**WHAT THE EXERCISE ASKS:**
Repeat the data verbatim.

Dataset records:
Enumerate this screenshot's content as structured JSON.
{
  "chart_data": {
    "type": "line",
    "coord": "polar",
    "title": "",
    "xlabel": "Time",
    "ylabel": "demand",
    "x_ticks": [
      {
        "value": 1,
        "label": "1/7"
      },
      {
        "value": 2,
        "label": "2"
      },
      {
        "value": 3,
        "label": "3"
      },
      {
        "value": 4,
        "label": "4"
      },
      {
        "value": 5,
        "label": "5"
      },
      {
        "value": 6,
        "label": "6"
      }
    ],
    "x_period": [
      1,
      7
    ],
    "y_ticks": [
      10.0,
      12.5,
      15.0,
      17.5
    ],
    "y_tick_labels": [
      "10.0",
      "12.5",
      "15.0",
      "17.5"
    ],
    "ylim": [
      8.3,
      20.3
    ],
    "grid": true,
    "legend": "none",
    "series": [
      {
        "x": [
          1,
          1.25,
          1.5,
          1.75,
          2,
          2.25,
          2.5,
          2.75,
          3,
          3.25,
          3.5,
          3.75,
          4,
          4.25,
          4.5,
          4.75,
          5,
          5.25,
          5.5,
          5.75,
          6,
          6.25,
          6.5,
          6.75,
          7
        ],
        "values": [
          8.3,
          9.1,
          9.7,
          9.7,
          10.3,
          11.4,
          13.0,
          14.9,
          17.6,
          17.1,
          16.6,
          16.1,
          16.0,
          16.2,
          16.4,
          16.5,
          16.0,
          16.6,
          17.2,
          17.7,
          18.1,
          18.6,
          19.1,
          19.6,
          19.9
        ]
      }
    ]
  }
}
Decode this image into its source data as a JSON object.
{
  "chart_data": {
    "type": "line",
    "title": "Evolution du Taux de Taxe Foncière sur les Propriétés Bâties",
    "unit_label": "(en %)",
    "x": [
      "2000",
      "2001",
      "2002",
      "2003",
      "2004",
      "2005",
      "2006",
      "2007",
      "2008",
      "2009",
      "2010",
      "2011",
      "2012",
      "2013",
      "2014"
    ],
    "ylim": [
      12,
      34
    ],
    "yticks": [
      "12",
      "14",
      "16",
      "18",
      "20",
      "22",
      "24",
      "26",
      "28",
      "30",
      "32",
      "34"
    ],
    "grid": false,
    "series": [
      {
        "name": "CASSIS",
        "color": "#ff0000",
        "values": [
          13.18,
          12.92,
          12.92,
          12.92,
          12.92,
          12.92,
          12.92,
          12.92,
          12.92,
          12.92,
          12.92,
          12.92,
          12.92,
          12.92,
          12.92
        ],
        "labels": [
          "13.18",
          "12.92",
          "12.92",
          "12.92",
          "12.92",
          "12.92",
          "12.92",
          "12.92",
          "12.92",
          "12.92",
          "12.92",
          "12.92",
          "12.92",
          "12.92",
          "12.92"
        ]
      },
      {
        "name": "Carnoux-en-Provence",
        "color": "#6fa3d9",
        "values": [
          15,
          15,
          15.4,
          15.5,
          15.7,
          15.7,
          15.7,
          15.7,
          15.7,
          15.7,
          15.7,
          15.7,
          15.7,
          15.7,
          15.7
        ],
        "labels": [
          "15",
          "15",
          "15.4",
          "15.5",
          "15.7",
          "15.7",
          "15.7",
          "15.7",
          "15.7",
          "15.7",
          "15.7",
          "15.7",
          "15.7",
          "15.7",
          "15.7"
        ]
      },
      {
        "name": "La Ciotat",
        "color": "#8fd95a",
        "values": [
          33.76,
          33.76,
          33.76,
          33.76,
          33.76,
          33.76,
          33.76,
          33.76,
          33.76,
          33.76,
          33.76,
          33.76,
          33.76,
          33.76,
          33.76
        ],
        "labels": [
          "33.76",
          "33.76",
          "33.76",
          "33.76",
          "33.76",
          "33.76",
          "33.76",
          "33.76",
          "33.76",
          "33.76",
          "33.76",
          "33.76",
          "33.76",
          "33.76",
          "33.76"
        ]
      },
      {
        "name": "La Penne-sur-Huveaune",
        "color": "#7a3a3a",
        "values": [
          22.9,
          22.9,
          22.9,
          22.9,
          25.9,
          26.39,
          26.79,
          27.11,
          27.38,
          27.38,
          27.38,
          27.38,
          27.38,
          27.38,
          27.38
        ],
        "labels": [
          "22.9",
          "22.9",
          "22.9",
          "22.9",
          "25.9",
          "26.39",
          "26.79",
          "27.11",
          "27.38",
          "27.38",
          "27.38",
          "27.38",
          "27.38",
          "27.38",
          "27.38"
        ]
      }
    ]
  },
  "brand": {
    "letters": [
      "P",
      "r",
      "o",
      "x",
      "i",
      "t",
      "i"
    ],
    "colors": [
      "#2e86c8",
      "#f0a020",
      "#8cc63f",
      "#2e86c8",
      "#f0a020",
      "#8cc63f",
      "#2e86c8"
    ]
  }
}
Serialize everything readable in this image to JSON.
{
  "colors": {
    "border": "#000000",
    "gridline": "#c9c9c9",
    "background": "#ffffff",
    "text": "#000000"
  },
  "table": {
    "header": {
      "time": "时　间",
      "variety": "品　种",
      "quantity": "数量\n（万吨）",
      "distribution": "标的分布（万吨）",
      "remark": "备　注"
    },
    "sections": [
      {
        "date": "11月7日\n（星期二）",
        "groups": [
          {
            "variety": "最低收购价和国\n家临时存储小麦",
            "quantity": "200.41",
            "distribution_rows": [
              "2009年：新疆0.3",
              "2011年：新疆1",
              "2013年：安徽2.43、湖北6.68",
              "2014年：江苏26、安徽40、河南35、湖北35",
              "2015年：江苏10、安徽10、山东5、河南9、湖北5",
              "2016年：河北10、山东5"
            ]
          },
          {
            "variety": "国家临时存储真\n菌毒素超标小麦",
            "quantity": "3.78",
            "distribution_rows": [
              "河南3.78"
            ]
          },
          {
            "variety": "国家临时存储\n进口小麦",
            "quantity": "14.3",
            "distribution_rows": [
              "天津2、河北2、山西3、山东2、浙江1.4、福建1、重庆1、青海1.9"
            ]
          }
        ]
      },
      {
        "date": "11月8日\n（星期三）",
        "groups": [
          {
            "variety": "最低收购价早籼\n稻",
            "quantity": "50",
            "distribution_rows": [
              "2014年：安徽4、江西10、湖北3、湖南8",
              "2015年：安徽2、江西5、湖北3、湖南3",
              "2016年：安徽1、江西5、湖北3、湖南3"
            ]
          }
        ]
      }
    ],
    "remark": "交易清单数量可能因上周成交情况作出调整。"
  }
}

**REPLY TO THE EXERCISE:**
Enumerate this screenshot's content as structured JSON.
{
  "chart_data": {
    "type": "line",
    "coord": "polar",
    "title": "",
    "xlabel": "Time",
    "ylabel": "demand",
    "x_ticks": [
      {
        "value": 1,
        "label": "1/7"
      },
      {
        "value": 2,
        "label": "2"
      },
      {
        "value": 3,
        "label": "3"
      },
      {
        "value": 4,
        "label": "4"
      },
      {
        "value": 5,
        "label": "5"
      },
      {
        "value": 6,
        "label": "6"
      }
    ],
    "x_period": [
      1,
      7
    ],
    "y_ticks": [
      10.0,
      12.5,
      15.0,
      17.5
    ],
    "y_tick_labels": [
      "10.0",
      "12.5",
      "15.0",
      "17.5"
    ],
    "ylim": [
      8.3,
      20.3
    ],
    "grid": true,
    "legend": "none",
    "series": [
      {
        "x": [
          1,
          1.25,
          1.5,
          1.75,
          2,
          2.25,
          2.5,
          2.75,
          3,
          3.25,
          3.5,
          3.75,
          4,
          4.25,
          4.5,
          4.75,
          5,
          5.25,
          5.5,
          5.75,
          6,
          6.25,
          6.5,
          6.75,
          7
        ],
        "values": [
          8.3,
          9.1,
          9.7,
          9.7,
          10.3,
          11.4,
          13.0,
          14.9,
          17.6,
          17.1,
          16.6,
          16.1,
          16.0,
          16.2,
          16.4,
          16.5,
          16.0,
          16.6,
          17.2,
          17.7,
          18.1,
          18.6,
          19.1,
          19.6,
          19.9
        ]
      }
    ]
  }
}
Decode this image into its source data as a JSON object.
{
  "chart_data": {
    "type": "line",
    "title": "Evolution du Taux de Taxe Foncière sur les Propriétés Bâties",
    "unit_label": "(en %)",
    "x": [
      "2000",
      "2001",
      "2002",
      "2003",
      "2004",
      "2005",
      "2006",
      "2007",
      "2008",
      "2009",
      "2010",
      "2011",
      "2012",
      "2013",
      "2014"
    ],
    "ylim": [
      12,
      34
    ],
    "yticks": [
      "12",
      "14",
      "16",
      "18",
      "20",
      "22",
      "24",
      "26",
      "28",
      "30",
      "32",
      "34"
    ],
    "grid": false,
    "series": [
      {
        "name": "CASSIS",
        "color": "#ff0000",
        "values": [
          13.18,
          12.92,
          12.92,
          12.92,
          12.92,
          12.92,
          12.92,
          12.92,
          12.92,
          12.92,
          12.92,
          12.92,
          12.92,
          12.92,
          12.92
        ],
        "labels": [
          "13.18",
          "12.92",
          "12.92",
          "12.92",
          "12.92",
          "12.92",
          "12.92",
          "12.92",
          "12.92",
          "12.92",
          "12.92",
          "12.92",
          "12.92",
          "12.92",
          "12.92"
        ]
      },
      {
        "name": "Carnoux-en-Provence",
        "color": "#6fa3d9",
        "values": [
          15,
          15,
          15.4,
          15.5,
          15.7,
          15.7,
          15.7,
          15.7,
          15.7,
          15.7,
          15.7,
          15.7,
          15.7,
          15.7,
          15.7
        ],
        "labels": [
          "15",
          "15",
          "15.4",
          "15.5",
          "15.7",
          "15.7",
          "15.7",
          "15.7",
          "15.7",
          "15.7",
          "15.7",
          "15.7",
          "15.7",
          "15.7",
          "15.7"
        ]
      },
      {
        "name": "La Ciotat",
        "color": "#8fd95a",
        "values": [
          33.76,
          33.76,
          33.76,
          33.76,
          33.76,
          33.76,
          33.76,
          33.76,
          33.76,
          33.76,
          33.76,
          33.76,
          33.76,
          33.76,
          33.76
        ],
        "labels": [
          "33.76",
          "33.76",
          "33.76",
          "33.76",
          "33.76",
          "33.76",
          "33.76",
          "33.76",
          "33.76",
          "33.76",
          "33.76",
          "33.76",
          "33.76",
          "33.76",
          "33.76"
        ]
      },
      {
        "name": "La Penne-sur-Huveaune",
        "color": "#7a3a3a",
        "values": [
          22.9,
          22.9,
          22.9,
          22.9,
          25.9,
          26.39,
          26.79,
          27.11,
          27.38,
          27.38,
          27.38,
          27.38,
          27.38,
          27.38,
          27.38
        ],
        "labels": [
          "22.9",
          "22.9",
          "22.9",
          "22.9",
          "25.9",
          "26.39",
          "26.79",
          "27.11",
          "27.38",
          "27.38",
          "27.38",
          "27.38",
          "27.38",
          "27.38",
          "27.38"
        ]
      }
    ]
  },
  "brand": {
    "letters": [
      "P",
      "r",
      "o",
      "x",
      "i",
      "t",
      "i"
    ],
    "colors": [
      "#2e86c8",
      "#f0a020",
      "#8cc63f",
      "#2e86c8",
      "#f0a020",
      "#8cc63f",
      "#2e86c8"
    ]
  }
}
Serialize everything readable in this image to JSON.
{
  "colors": {
    "border": "#000000",
    "gridline": "#c9c9c9",
    "background": "#ffffff",
    "text": "#000000"
  },
  "table": {
    "header": {
      "time": "时　间",
      "variety": "品　种",
      "quantity": "数量\n（万吨）",
      "distribution": "标的分布（万吨）",
      "remark": "备　注"
    },
    "sections": [
      {
        "date": "11月7日\n（星期二）",
        "groups": [
          {
            "variety": "最低收购价和国\n家临时存储小麦",
            "quantity": "200.41",
            "distribution_rows": [
              "2009年：新疆0.3",
              "2011年：新疆1",
              "2013年：安徽2.43、湖北6.68",
              "2014年：江苏26、安徽40、河南35、湖北35",
              "2015年：江苏10、安徽10、山东5、河南9、湖北5",
              "2016年：河北10、山东5"
            ]
          },
          {
            "variety": "国家临时存储真\n菌毒素超标小麦",
            "quantity": "3.78",
            "distribution_rows": [
              "河南3.78"
            ]
          },
          {
            "variety": "国家临时存储\n进口小麦",
            "quantity": "14.3",
            "distribution_rows": [
              "天津2、河北2、山西3、山东2、浙江1.4、福建1、重庆1、青海1.9"
            ]
          }
        ]
      },
      {
        "date": "11月8日\n（星期三）",
        "groups": [
          {
            "variety": "最低收购价早籼\n稻",
            "quantity": "50",
            "distribution_rows": [
              "2014年：安徽4、江西10、湖北3、湖南8",
              "2015年：安徽2、江西5、湖北3、湖南3",
              "2016年：安徽1、江西5、湖北3、湖南3"
            ]
          }
        ]
      }
    ],
    "remark": "交易清单数量可能因上周成交情况作出调整。"
  }
}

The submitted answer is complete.